• **ВЫБРАННЫЙ ТЕКСТ**
══════════

В том-то и дело, что мы вынуждены были жить в раздвоенной истории, как всегда бывает при длительных нашествиях и оккупациях. Кто сознательно, а большинство неосознанно – мы продолжали жить в своей родной, подлинной, органичной истории, в своей державной России под псевдонимом СССР, – но жили при социализме, при его истории, совершенно для нас случайной и внешней.
Обратите внимание на это замечательное при. Даже доктринальные документы постоянно употребляли в качестве формул: «при социализме», «при коммунизме»… То есть, и на уровне языковых оттенков партийная догматика выдавала, не умела скрыть своей посторонней сути и факта раздвоения истории: народ обрекался жить при коммунизме, а не в нем как таковом.
Зачем же нам теперь делать вид, что история была единственная? Зачем сваливать в кучу то, что отделяли друг от друга даже строгие идеологические умы? Присмотримся хотя бы к некоторым эпизодам той, другой, внешней истории. И убедимся лишний раз, что она не про нас писана. И что совершенно нечему нам в ней умиляться.
* * *
Дело было при Хрущеве.
Есть одна замечательная пауза в том, что пишут о нем историки либерально-интернационального толка: они не любят подробностей на тему «Хрущев и религия». Фигура умолчания распространяется на жесткую волну репрессий против русской православной церкви, санкционированных выдающимся либерал-волюнтаристом.

══════════

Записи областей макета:
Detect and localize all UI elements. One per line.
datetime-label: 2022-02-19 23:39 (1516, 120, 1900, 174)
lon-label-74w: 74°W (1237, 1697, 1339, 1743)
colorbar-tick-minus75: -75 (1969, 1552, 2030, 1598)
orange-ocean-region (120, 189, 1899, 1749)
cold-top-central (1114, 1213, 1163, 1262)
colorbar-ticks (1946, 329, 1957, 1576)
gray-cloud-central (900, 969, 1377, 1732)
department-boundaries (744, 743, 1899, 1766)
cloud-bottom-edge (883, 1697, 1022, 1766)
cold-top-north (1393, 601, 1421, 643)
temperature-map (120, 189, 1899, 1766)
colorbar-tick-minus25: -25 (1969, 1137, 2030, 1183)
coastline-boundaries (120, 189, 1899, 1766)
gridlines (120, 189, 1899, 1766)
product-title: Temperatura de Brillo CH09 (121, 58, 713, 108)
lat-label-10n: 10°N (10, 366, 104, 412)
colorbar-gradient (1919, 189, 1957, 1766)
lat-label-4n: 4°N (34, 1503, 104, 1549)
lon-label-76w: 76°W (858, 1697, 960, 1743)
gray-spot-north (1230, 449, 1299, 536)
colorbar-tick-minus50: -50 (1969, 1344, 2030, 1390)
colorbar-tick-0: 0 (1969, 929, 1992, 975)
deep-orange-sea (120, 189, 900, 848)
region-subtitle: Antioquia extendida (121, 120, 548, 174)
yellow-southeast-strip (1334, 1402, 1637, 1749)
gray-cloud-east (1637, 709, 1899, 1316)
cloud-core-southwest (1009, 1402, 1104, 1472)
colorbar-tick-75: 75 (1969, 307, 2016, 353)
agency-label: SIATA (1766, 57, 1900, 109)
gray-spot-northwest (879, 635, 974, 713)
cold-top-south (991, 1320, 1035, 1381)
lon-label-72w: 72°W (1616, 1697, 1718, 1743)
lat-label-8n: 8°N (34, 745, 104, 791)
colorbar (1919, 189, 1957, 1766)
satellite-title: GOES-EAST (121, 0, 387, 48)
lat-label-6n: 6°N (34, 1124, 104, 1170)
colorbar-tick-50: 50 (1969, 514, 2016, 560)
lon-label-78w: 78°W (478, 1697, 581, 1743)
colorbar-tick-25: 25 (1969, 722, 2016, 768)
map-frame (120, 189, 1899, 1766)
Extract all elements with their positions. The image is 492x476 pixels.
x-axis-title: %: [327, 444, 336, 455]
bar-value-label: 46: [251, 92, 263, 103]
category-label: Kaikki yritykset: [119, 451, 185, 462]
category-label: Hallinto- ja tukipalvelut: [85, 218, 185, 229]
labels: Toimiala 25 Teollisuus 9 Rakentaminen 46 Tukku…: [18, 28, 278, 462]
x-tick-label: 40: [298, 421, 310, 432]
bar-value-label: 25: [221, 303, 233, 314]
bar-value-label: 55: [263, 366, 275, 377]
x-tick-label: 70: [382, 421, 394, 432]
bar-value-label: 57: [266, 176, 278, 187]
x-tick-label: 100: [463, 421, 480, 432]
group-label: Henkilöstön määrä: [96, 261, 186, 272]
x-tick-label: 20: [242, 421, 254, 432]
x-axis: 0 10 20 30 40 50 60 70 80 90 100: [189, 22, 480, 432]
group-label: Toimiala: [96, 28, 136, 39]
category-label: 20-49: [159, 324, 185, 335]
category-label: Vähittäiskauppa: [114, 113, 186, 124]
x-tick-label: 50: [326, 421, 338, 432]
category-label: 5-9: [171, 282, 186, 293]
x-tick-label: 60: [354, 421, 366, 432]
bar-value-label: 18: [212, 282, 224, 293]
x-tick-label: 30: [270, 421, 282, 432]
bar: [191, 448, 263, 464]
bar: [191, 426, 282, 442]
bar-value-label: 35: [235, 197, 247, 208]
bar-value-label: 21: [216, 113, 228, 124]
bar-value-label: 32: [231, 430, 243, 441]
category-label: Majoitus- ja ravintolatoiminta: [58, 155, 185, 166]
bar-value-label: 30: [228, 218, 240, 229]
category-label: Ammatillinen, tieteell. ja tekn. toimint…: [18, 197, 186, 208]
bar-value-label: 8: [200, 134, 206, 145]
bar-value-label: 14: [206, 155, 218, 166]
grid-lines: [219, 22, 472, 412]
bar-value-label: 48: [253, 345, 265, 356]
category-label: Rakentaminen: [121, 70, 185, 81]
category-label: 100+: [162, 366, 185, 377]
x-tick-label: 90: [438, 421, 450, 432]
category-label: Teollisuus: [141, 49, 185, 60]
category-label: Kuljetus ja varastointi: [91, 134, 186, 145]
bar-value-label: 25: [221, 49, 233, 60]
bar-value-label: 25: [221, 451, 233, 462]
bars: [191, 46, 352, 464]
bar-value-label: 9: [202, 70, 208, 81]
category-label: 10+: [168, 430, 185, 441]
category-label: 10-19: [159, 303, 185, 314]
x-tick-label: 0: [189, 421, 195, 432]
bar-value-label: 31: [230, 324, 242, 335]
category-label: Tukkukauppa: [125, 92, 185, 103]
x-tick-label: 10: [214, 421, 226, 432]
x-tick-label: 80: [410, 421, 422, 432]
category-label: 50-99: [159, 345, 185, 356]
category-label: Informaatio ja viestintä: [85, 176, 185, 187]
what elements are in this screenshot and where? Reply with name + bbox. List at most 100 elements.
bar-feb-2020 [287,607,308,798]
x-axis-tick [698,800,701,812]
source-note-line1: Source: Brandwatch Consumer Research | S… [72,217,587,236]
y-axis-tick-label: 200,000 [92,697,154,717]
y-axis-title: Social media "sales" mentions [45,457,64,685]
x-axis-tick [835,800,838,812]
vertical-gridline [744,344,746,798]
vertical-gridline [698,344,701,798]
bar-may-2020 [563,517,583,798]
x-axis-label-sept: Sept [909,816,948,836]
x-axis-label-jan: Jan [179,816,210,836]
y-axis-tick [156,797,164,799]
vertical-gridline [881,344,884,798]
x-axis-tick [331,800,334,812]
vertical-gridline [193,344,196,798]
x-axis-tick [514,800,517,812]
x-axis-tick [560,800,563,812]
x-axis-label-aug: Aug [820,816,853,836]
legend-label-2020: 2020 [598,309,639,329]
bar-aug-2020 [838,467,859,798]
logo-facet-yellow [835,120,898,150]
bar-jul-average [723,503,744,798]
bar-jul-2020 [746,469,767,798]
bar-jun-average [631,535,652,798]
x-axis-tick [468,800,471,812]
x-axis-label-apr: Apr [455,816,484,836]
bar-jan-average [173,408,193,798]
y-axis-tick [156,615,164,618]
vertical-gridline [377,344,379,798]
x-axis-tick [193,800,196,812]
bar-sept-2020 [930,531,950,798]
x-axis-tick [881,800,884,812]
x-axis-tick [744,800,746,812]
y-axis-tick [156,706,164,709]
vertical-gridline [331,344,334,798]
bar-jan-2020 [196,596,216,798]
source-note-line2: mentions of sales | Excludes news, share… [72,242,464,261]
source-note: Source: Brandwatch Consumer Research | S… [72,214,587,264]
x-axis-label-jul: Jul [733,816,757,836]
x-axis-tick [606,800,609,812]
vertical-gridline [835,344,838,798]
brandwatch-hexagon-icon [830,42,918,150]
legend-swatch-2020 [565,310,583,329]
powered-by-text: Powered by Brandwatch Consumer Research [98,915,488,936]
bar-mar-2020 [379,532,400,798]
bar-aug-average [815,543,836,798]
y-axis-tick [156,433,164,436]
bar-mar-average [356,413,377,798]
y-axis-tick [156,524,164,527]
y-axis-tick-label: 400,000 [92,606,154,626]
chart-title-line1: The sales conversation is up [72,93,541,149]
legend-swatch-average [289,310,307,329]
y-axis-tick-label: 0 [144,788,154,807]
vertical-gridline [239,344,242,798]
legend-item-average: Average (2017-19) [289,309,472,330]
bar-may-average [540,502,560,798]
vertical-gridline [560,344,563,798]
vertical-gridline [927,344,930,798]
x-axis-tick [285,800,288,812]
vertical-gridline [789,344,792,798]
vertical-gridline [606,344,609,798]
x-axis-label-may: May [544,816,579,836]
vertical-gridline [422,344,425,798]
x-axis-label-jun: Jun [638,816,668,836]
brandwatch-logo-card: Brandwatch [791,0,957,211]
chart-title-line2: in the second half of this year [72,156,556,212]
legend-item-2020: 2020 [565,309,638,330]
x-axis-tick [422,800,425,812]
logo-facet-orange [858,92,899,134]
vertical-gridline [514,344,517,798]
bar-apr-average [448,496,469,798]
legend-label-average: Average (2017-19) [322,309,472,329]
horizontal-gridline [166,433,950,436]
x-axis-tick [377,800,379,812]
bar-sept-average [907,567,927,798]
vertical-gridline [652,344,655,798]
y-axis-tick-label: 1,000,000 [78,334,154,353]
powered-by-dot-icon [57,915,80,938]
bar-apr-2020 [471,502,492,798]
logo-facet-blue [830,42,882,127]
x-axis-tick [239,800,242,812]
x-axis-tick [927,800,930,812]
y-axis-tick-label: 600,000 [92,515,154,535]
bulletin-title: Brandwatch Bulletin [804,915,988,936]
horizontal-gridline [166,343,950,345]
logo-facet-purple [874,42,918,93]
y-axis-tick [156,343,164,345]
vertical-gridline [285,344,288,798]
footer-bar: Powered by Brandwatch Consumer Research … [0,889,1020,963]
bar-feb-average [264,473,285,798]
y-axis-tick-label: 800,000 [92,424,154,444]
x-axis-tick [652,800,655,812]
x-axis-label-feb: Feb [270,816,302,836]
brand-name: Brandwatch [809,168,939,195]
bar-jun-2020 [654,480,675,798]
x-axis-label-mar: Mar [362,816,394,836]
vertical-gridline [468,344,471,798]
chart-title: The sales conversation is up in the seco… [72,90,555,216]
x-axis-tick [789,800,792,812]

══════════

• **ЗАДАНИЕ**
Пожалуйста, выпишите без изменений фрагмент выбранного текста от слов «Обратите внимание на» до слов «в ней умиляться.» включительно. Опирайтесь только на выбранный текст.

• **РЕЗУЛЬТАТ**
Обратите внимание на это замечательное при. Даже доктринальные документы постоянно употребляли в качестве формул: «при социализме», «при коммунизме»… То есть, и на уровне языковых оттенков партийная догматика выдавала, не умела скрыть своей посторонней сути и факта раздвоения истории: народ обрекался жить при коммунизме, а не в нем как таковом.
Зачем же нам теперь делать вид, что история была единственная? Зачем сваливать в кучу то, что отделяли друг от друга даже строгие идеологические умы? Присмотримся хотя бы к некоторым эпизодам той, другой, внешней истории. И убедимся лишний раз, что она не про нас писана. И что совершенно нечему нам в ней умиляться.